Give every line of the data again, unchanged, but with no pictures.
Start of INPUT
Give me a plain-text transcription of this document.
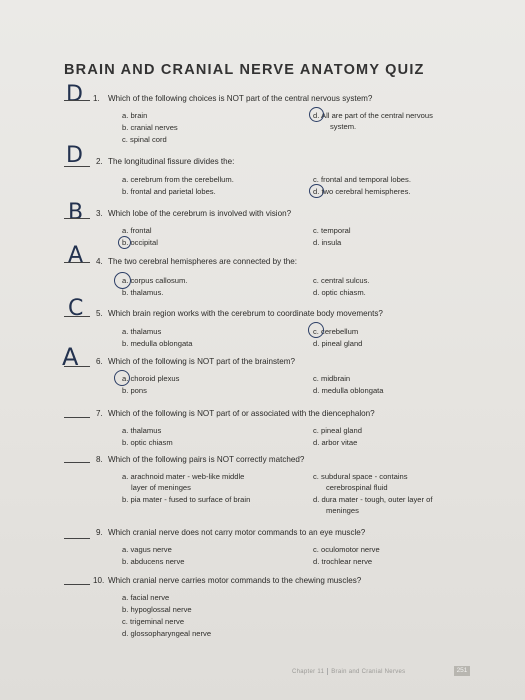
BRAIN AND CRANIAL NERVE ANATOMY QUIZ
D 1. Which of the following choices is NOT part of the central nervous system?
a. brain
b. cranial nerves
c. spinal cord
d. All are part of the central nervous
system.
D 2. The longitudinal fissure divides the:
a. cerebrum from the cerebellum.
b. frontal and parietal lobes.
c. frontal and temporal lobes.
d. two cerebral hemispheres.
B 3. Which lobe of the cerebrum is involved with vision?
a. frontal
b. occipital
c. temporal
d. insula
A 4. The two cerebral hemispheres are connected by the:
a. corpus callosum.
b. thalamus.
c. central sulcus.
d. optic chiasm.
C 5. Which brain region works with the cerebrum to coordinate body movements?
a. thalamus
b. medulla oblongata
c. cerebellum
d. pineal gland
A 6. Which of the following is NOT part of the brainstem?
a. choroid plexus
b. pons
c. midbrain
d. medulla oblongata
7. Which of the following is NOT part of or associated with the diencephalon?
a. thalamus
b. optic chiasm
c. pineal gland
d. arbor vitae
8. Which of the following pairs is NOT correctly matched?
a. arachnoid mater - web-like middle
layer of meninges
b. pia mater - fused to surface of brain
c. subdural space - contains
cerebrospinal fluid
d. dura mater - tough, outer layer of
meninges
9. Which cranial nerve does not carry motor commands to an eye muscle?
a. vagus nerve
b. abducens nerve
c. oculomotor nerve
d. trochlear nerve
10. Which cranial nerve carries motor commands to the chewing muscles?
a. facial nerve
b. hypoglossal nerve
c. trigeminal nerve
d. glossopharyngeal nerve
Chapter 11 Brain and Cranial Nerves	251
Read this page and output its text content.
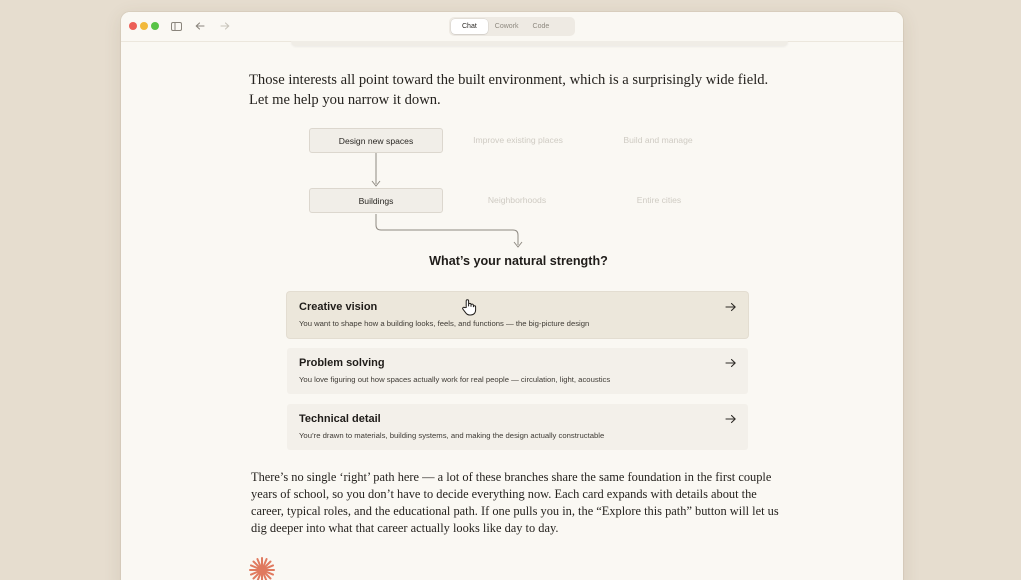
Chat	Cowork	Code

Those interests all point toward the built environment, which is a surprisingly wide field. Let me help you narrow it down.

Design new spaces	Improve existing places	Build and manage
Buildings	Neighborhoods	Entire cities
What’s your natural strength?
Creative vision
You want to shape how a building looks, feels, and functions — the big-picture design
Problem solving
You love figuring out how spaces actually work for real people — circulation, light, acoustics
Technical detail
You’re drawn to materials, building systems, and making the design actually constructable

There’s no single ‘right’ path here — a lot of these branches share the same foundation in the first couple years of school, so you don’t have to decide everything now. Each card expands with details about the career, typical roles, and the educational path. If one pulls you in, the “Explore this path” button will let us dig deeper into what that career actually looks like day to day.
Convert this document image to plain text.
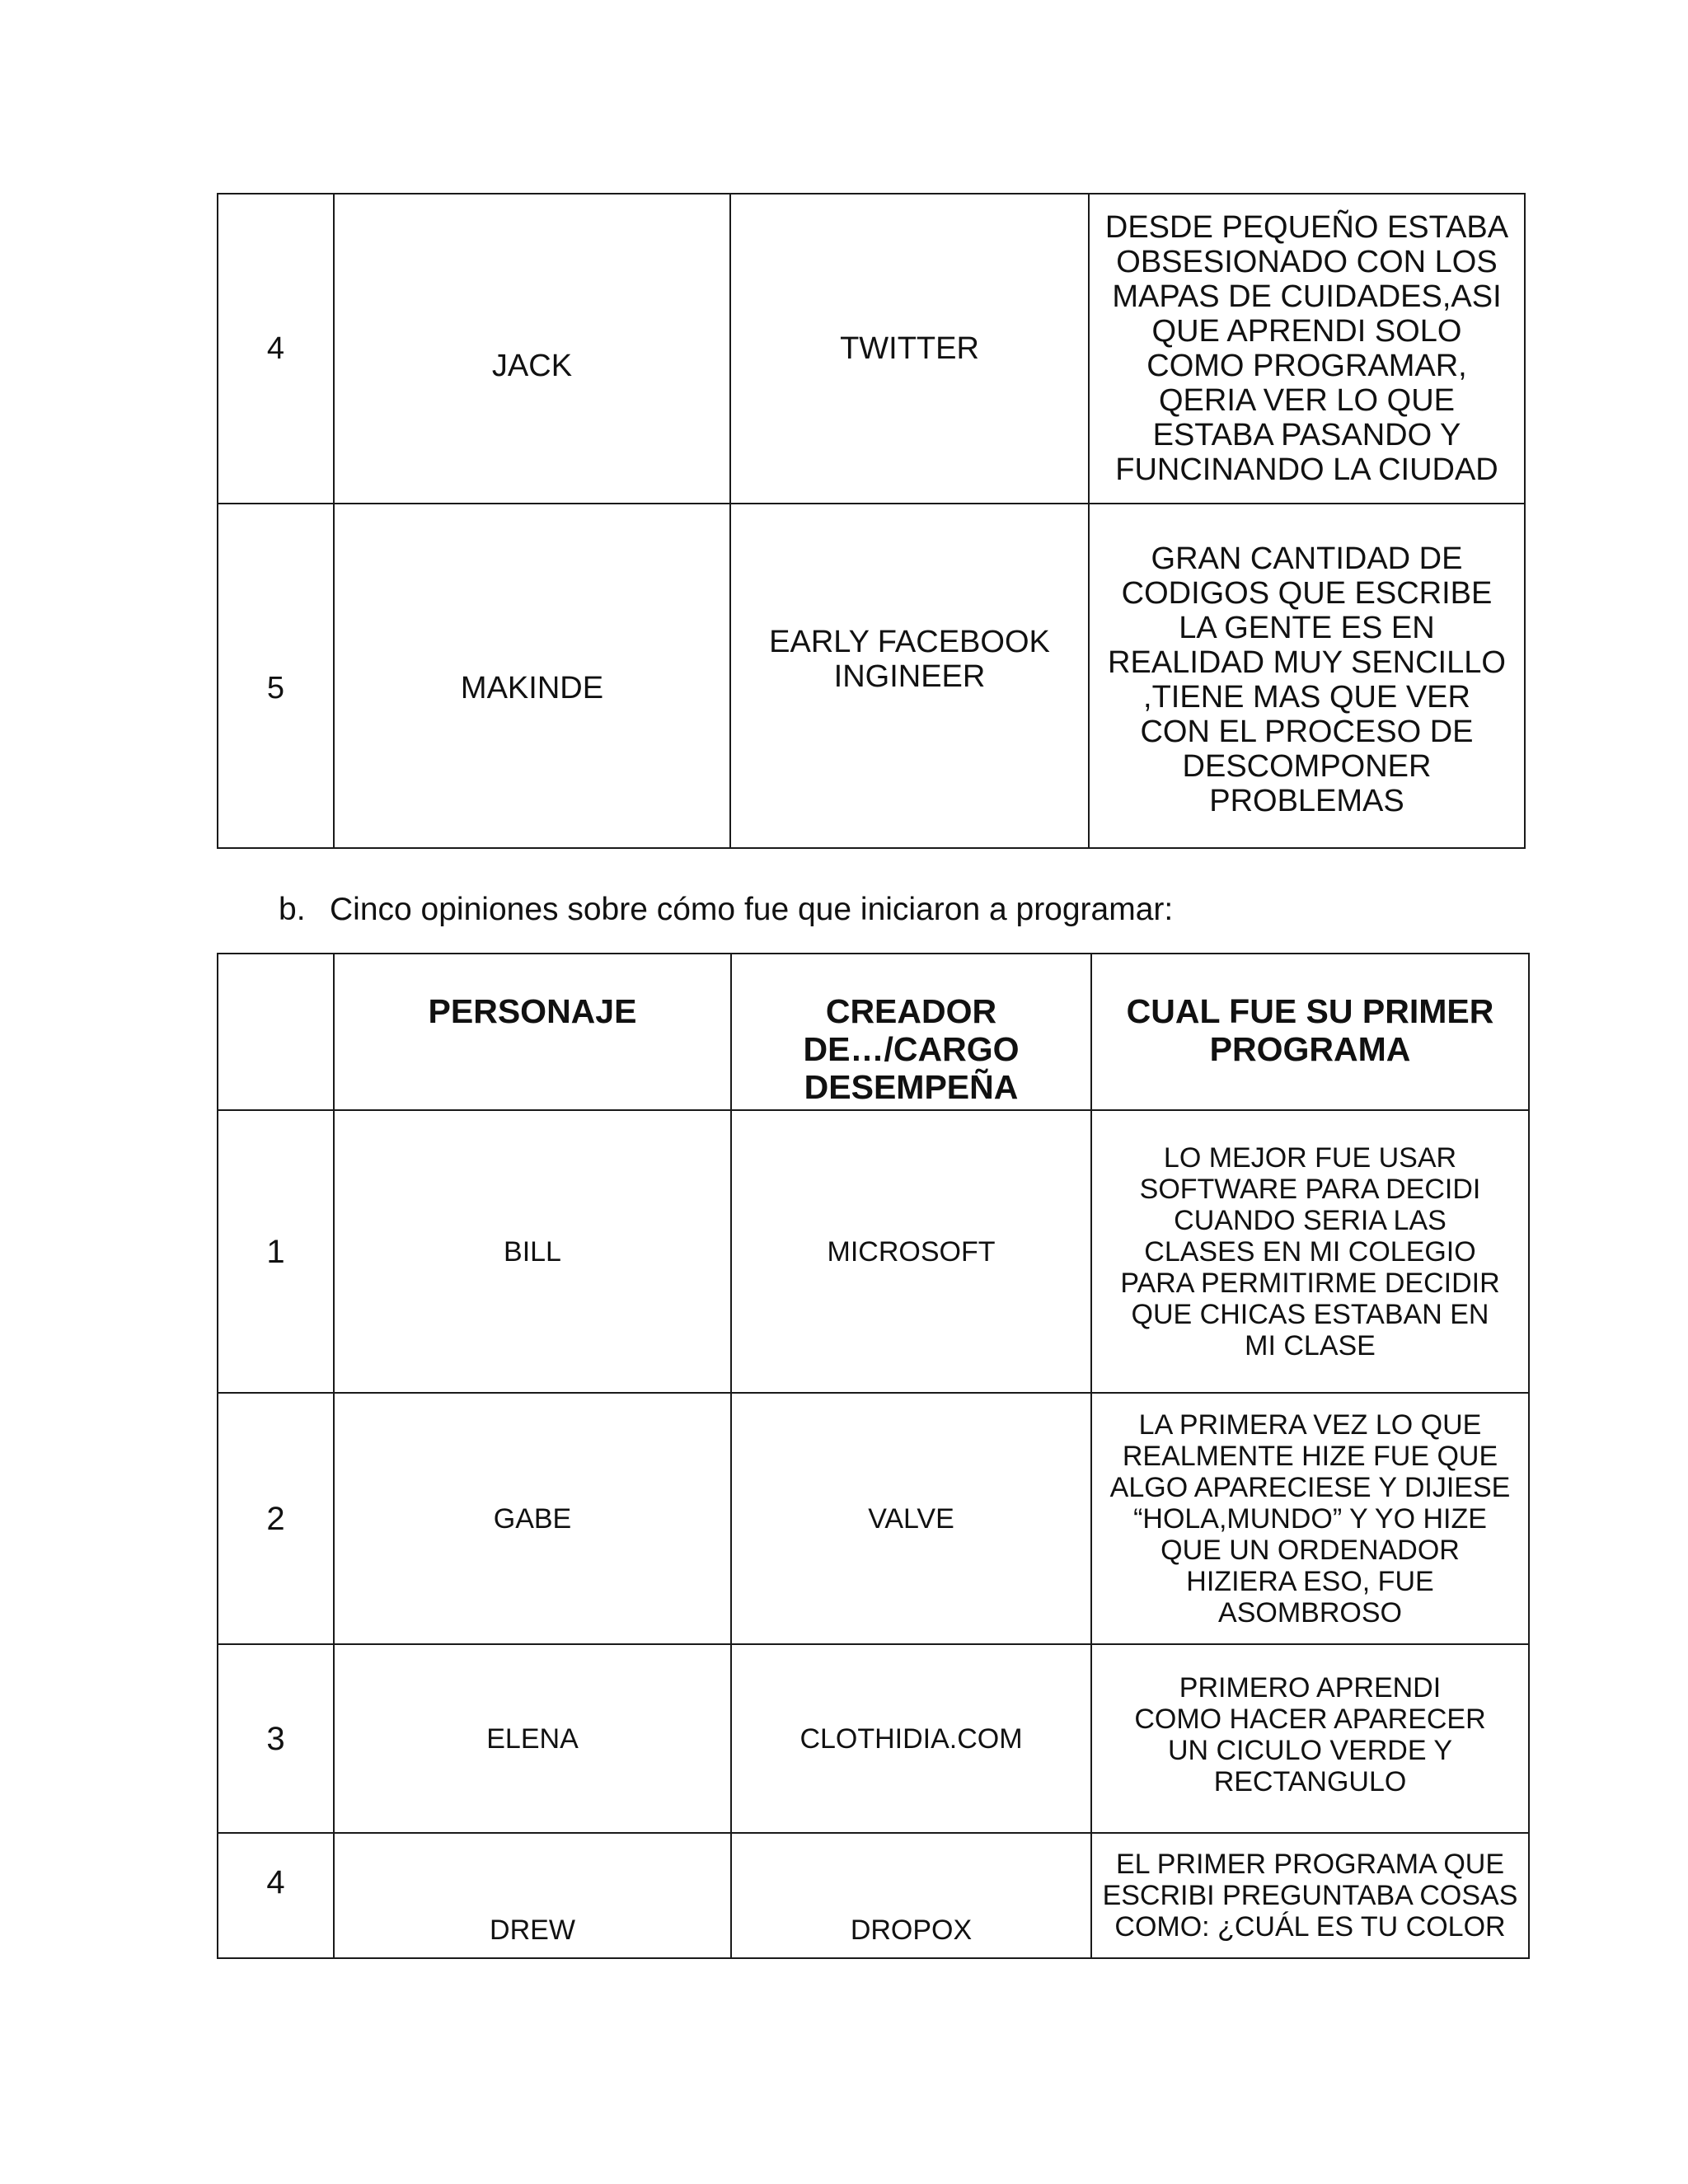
4	JACK	TWITTER	DESDE PEQUEÑO ESTABA OBSESIONADO CON LOS MAPAS DE CUIDADES,ASI QUE APRENDI SOLO COMO PROGRAMAR, QERIA VER LO QUE ESTABA PASANDO Y FUNCINANDO LA CIUDAD
5	MAKINDE	EARLY FACEBOOK INGINEER	GRAN CANTIDAD DE CODIGOS QUE ESCRIBE LA GENTE ES EN REALIDAD MUY SENCILLO ,TIENE MAS QUE VER CON EL PROCESO DE DESCOMPONER PROBLEMAS
b. Cinco opiniones sobre cómo fue que iniciaron a programar:
	PERSONAJE	CREADOR DE…/CARGO DESEMPEÑA	CUAL FUE SU PRIMER PROGRAMA
1	BILL	MICROSOFT	LO MEJOR FUE USAR SOFTWARE PARA DECIDI CUANDO SERIA LAS CLASES EN MI COLEGIO PARA PERMITIRME DECIDIR QUE CHICAS ESTABAN EN MI CLASE
2	GABE	VALVE	LA PRIMERA VEZ LO QUE REALMENTE HIZE FUE QUE ALGO APARECIESE Y DIJIESE “HOLA,MUNDO” Y YO HIZE QUE UN ORDENADOR HIZIERA ESO, FUE ASOMBROSO
3	ELENA	CLOTHIDIA.COM	PRIMERO APRENDI COMO HACER APARECER UN CICULO VERDE Y RECTANGULO
4	DREW	DROPOX	EL PRIMER PROGRAMA QUE ESCRIBI PREGUNTABA COSAS COMO: ¿CUÁL ES TU COLOR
End of INPUT
■ **SOLUTION TO THIS TASK**
Give me a plain-text transcription of this document.
BRAIN AND CRANIAL NERVE ANATOMY QUIZ
D 1. Which of the following choices is NOT part of the central nervous system?
a. brain
b. cranial nerves
c. spinal cord
d. All are part of the central nervous
system.
D 2. The longitudinal fissure divides the:
a. cerebrum from the cerebellum.
b. frontal and parietal lobes.
c. frontal and temporal lobes.
d. two cerebral hemispheres.
B 3. Which lobe of the cerebrum is involved with vision?
a. frontal
b. occipital
c. temporal
d. insula
A 4. The two cerebral hemispheres are connected by the:
a. corpus callosum.
b. thalamus.
c. central sulcus.
d. optic chiasm.
C 5. Which brain region works with the cerebrum to coordinate body movements?
a. thalamus
b. medulla oblongata
c. cerebellum
d. pineal gland
A 6. Which of the following is NOT part of the brainstem?
a. choroid plexus
b. pons
c. midbrain
d. medulla oblongata
7. Which of the following is NOT part of or associated with the diencephalon?
a. thalamus
b. optic chiasm
c. pineal gland
d. arbor vitae
8. Which of the following pairs is NOT correctly matched?
a. arachnoid mater - web-like middle
layer of meninges
b. pia mater - fused to surface of brain
c. subdural space - contains
cerebrospinal fluid
d. dura mater - tough, outer layer of
meninges
9. Which cranial nerve does not carry motor commands to an eye muscle?
a. vagus nerve
b. abducens nerve
c. oculomotor nerve
d. trochlear nerve
10. Which cranial nerve carries motor commands to the chewing muscles?
a. facial nerve
b. hypoglossal nerve
c. trigeminal nerve
d. glossopharyngeal nerve
Chapter 11 Brain and Cranial Nerves	251
Read this page and output its text content.
Chat	Cowork	Code

Those interests all point toward the built environment, which is a surprisingly wide field. Let me help you narrow it down.

Design new spaces	Improve existing places	Build and manage
Buildings	Neighborhoods	Entire cities
What’s your natural strength?
Creative vision
You want to shape how a building looks, feels, and functions — the big-picture design
Problem solving
You love figuring out how spaces actually work for real people — circulation, light, acoustics
Technical detail
You’re drawn to materials, building systems, and making the design actually constructable

There’s no single ‘right’ path here — a lot of these branches share the same foundation in the first couple years of school, so you don’t have to decide everything now. Each card expands with details about the career, typical roles, and the educational path. If one pulls you in, the “Explore this path” button will let us dig deeper into what that career actually looks like day to day.
Convert this document image to plain text.
4	JACK	TWITTER	DESDE PEQUEÑO ESTABA OBSESIONADO CON LOS MAPAS DE CUIDADES,ASI QUE APRENDI SOLO COMO PROGRAMAR, QERIA VER LO QUE ESTABA PASANDO Y FUNCINANDO LA CIUDAD
5	MAKINDE	EARLY FACEBOOK INGINEER	GRAN CANTIDAD DE CODIGOS QUE ESCRIBE LA GENTE ES EN REALIDAD MUY SENCILLO ,TIENE MAS QUE VER CON EL PROCESO DE DESCOMPONER PROBLEMAS
b. Cinco opiniones sobre cómo fue que iniciaron a programar:
	PERSONAJE	CREADOR DE…/CARGO DESEMPEÑA	CUAL FUE SU PRIMER PROGRAMA
1	BILL	MICROSOFT	LO MEJOR FUE USAR SOFTWARE PARA DECIDI CUANDO SERIA LAS CLASES EN MI COLEGIO PARA PERMITIRME DECIDIR QUE CHICAS ESTABAN EN MI CLASE
2	GABE	VALVE	LA PRIMERA VEZ LO QUE REALMENTE HIZE FUE QUE ALGO APARECIESE Y DIJIESE “HOLA,MUNDO” Y YO HIZE QUE UN ORDENADOR HIZIERA ESO, FUE ASOMBROSO
3	ELENA	CLOTHIDIA.COM	PRIMERO APRENDI COMO HACER APARECER UN CICULO VERDE Y RECTANGULO
4	DREW	DROPOX	EL PRIMER PROGRAMA QUE ESCRIBI PREGUNTABA COSAS COMO: ¿CUÁL ES TU COLOR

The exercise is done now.